• Written problem:
Wherever the word "ylabel" turns up in a line of the entries, copy that line.

####

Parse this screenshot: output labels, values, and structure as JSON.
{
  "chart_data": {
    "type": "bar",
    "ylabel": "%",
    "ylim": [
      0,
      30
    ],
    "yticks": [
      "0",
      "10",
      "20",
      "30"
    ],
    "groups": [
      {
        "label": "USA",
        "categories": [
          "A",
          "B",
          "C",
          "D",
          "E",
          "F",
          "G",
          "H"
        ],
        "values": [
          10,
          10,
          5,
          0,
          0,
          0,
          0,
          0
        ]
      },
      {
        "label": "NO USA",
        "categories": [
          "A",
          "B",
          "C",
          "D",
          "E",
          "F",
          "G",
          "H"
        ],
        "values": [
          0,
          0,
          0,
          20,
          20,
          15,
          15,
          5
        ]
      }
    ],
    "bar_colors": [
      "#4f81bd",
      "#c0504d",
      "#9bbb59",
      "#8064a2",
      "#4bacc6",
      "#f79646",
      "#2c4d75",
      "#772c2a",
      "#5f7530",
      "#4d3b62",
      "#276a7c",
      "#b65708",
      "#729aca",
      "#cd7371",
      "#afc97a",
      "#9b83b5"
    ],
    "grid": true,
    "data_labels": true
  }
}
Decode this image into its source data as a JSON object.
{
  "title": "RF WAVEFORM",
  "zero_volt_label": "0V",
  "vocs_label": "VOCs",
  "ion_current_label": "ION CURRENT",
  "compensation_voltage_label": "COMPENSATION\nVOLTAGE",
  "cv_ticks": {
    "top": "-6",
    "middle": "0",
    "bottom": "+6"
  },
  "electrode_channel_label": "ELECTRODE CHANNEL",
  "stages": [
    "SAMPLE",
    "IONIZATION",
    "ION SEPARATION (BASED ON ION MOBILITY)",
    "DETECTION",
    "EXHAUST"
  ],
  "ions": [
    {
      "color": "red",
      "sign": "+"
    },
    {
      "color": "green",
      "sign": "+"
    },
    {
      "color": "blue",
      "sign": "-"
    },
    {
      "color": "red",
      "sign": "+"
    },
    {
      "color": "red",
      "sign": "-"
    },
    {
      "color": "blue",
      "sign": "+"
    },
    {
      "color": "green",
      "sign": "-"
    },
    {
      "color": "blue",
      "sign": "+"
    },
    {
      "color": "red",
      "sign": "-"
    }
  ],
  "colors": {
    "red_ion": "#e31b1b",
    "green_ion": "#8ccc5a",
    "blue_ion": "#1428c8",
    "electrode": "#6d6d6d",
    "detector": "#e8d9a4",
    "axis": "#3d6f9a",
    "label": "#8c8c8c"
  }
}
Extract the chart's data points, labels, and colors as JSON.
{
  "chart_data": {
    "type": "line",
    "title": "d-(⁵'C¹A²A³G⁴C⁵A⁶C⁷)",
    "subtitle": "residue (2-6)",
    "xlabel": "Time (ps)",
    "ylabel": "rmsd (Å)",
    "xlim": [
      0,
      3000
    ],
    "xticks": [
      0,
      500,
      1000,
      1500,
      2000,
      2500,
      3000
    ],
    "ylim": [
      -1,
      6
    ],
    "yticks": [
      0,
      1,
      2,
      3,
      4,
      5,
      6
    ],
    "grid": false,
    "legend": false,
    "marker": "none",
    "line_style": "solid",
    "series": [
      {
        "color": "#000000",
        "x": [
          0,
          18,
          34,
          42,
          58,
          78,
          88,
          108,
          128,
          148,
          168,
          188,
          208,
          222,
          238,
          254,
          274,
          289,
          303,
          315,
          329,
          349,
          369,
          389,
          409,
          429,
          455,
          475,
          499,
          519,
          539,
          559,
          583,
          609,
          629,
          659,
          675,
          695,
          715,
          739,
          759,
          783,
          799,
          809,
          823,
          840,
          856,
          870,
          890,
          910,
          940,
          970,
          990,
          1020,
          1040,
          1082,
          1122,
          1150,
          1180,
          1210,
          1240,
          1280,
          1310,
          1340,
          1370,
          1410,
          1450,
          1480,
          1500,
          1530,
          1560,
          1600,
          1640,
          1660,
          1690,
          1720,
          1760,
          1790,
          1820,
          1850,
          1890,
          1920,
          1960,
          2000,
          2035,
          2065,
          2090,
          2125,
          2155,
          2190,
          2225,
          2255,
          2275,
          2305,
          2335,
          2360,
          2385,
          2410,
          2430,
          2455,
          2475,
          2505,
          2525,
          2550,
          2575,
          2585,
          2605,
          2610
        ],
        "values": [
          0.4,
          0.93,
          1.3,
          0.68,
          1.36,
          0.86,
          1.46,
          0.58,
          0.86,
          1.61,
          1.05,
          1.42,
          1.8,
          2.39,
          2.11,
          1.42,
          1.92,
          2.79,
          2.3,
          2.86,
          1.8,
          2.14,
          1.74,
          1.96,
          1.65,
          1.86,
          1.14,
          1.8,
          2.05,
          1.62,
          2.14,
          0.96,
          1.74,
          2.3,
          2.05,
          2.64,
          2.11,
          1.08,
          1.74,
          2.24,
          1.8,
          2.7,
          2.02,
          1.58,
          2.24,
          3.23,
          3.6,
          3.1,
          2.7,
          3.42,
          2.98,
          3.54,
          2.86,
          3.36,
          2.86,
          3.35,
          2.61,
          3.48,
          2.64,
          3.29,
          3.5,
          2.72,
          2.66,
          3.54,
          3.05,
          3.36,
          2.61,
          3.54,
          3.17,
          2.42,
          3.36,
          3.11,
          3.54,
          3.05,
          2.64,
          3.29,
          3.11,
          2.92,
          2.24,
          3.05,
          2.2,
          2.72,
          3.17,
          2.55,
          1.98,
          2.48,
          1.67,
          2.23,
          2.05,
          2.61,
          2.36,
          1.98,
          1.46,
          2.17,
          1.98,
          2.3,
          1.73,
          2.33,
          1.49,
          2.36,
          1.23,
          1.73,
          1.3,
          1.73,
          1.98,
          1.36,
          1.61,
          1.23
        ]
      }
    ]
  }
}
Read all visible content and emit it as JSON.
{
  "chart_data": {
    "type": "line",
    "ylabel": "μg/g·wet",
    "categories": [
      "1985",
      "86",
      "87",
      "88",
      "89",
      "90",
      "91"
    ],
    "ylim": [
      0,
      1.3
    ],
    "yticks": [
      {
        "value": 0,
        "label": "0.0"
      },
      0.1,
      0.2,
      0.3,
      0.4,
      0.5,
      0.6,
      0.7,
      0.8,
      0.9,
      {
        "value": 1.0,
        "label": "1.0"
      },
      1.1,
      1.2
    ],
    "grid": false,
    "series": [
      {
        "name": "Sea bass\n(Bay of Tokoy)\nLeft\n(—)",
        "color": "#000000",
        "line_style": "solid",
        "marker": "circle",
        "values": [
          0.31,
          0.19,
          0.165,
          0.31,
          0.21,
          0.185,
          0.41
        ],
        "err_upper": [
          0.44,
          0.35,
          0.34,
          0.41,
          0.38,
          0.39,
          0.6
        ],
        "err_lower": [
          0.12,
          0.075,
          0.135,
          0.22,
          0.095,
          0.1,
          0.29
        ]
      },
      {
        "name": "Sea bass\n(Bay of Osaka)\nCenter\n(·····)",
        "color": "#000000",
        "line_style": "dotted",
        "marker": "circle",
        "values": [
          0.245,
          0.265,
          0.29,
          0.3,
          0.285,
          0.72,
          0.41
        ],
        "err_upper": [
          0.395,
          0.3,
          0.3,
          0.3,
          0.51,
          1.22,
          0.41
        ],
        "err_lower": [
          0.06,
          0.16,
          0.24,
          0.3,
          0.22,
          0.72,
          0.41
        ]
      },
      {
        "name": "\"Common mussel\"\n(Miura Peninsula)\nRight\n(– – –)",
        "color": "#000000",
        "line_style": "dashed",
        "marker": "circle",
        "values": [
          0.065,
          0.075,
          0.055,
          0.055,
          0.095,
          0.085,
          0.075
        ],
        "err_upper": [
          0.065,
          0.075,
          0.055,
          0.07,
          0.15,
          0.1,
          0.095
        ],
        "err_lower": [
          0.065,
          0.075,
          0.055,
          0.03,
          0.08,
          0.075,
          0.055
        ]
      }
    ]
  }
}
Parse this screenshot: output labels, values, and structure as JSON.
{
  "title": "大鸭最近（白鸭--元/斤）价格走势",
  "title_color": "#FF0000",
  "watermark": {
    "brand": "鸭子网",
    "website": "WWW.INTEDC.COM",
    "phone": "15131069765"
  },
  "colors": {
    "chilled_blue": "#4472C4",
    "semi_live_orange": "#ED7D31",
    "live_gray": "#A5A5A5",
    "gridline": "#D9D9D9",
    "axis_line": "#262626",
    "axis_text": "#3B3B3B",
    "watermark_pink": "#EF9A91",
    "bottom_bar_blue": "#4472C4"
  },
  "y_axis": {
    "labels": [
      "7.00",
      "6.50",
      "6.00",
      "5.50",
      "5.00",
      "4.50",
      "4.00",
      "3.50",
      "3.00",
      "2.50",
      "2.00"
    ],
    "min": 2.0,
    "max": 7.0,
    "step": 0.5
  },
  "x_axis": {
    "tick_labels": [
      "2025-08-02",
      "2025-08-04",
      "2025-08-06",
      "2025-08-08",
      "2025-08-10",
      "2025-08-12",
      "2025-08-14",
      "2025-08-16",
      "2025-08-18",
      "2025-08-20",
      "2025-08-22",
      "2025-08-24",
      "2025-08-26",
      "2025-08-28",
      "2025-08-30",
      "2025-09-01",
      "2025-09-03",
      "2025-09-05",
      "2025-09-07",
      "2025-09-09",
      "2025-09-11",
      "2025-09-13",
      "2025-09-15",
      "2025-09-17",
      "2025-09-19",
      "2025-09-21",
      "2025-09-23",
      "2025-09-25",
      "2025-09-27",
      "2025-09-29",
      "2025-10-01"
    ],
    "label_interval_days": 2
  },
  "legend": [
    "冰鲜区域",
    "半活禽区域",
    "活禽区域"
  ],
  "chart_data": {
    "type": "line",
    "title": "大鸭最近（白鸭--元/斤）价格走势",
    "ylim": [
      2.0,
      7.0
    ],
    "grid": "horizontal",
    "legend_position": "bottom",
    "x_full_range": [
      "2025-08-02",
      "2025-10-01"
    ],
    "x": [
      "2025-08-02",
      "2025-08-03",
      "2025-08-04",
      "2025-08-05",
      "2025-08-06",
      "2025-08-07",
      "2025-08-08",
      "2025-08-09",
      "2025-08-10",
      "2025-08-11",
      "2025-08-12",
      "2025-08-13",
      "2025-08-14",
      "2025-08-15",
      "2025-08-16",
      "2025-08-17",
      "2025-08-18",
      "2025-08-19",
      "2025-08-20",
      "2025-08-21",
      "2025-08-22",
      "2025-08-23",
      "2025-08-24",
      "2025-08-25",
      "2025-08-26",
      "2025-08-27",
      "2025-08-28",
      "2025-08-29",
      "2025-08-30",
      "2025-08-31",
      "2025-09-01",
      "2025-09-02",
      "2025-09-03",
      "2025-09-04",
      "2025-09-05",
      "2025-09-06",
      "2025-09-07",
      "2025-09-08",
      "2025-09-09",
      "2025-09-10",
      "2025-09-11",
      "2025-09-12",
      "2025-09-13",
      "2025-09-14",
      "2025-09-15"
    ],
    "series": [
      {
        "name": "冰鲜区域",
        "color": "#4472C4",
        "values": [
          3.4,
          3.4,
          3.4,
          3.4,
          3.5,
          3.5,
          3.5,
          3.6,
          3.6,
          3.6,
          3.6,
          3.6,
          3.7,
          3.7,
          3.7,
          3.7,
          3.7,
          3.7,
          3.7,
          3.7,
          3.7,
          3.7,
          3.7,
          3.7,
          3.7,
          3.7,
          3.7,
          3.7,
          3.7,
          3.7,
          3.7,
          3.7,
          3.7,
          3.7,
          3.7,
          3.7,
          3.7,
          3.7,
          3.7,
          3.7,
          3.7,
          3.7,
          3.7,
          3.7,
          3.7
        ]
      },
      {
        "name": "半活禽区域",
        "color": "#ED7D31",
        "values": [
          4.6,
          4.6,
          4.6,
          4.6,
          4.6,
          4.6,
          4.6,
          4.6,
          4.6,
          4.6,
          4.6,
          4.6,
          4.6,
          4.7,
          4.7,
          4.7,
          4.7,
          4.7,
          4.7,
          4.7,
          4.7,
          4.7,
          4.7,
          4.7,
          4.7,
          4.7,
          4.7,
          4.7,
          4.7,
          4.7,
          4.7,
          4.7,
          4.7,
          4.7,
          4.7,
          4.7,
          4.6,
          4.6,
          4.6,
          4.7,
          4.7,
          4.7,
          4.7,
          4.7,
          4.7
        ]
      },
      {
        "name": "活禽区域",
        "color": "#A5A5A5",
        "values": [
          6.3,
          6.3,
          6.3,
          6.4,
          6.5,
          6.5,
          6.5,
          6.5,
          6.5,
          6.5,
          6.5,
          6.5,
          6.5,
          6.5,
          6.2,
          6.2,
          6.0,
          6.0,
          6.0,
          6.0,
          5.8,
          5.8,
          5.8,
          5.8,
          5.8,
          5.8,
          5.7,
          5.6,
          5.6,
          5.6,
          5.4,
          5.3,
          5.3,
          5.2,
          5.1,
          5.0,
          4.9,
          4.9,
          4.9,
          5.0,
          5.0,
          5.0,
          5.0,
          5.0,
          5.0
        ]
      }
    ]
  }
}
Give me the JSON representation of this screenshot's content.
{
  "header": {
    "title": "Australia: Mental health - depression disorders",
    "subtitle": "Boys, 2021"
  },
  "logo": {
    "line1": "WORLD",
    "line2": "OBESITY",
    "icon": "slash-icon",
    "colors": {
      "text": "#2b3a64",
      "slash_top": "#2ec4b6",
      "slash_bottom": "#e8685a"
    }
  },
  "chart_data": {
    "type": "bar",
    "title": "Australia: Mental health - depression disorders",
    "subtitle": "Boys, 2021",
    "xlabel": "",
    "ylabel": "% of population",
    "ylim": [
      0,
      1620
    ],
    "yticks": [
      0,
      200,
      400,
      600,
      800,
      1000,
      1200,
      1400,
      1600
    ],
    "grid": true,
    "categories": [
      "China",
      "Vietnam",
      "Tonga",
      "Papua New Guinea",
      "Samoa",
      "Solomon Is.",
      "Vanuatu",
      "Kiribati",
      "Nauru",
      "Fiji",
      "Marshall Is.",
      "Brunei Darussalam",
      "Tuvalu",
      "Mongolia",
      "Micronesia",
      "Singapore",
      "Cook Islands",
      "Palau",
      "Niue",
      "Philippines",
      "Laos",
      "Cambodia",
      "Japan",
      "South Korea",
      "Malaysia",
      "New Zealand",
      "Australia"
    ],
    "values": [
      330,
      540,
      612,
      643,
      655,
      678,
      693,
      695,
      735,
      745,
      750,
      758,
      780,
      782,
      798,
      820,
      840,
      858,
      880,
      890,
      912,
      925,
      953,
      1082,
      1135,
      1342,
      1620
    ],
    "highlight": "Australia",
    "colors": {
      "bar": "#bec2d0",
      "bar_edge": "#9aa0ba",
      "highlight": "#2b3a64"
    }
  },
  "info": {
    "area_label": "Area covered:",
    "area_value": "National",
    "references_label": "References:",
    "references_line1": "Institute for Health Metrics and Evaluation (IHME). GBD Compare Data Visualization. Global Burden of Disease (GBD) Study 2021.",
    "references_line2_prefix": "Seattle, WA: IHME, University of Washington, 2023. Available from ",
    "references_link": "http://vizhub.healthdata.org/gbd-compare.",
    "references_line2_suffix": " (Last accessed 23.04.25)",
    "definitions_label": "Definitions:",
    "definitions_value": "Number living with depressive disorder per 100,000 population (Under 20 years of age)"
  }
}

####

• Problem solution:
    "ylabel": "%",
    "ylabel": "rmsd (Å)",
    "ylabel": "μg/g·wet",
    "ylabel": "% of population",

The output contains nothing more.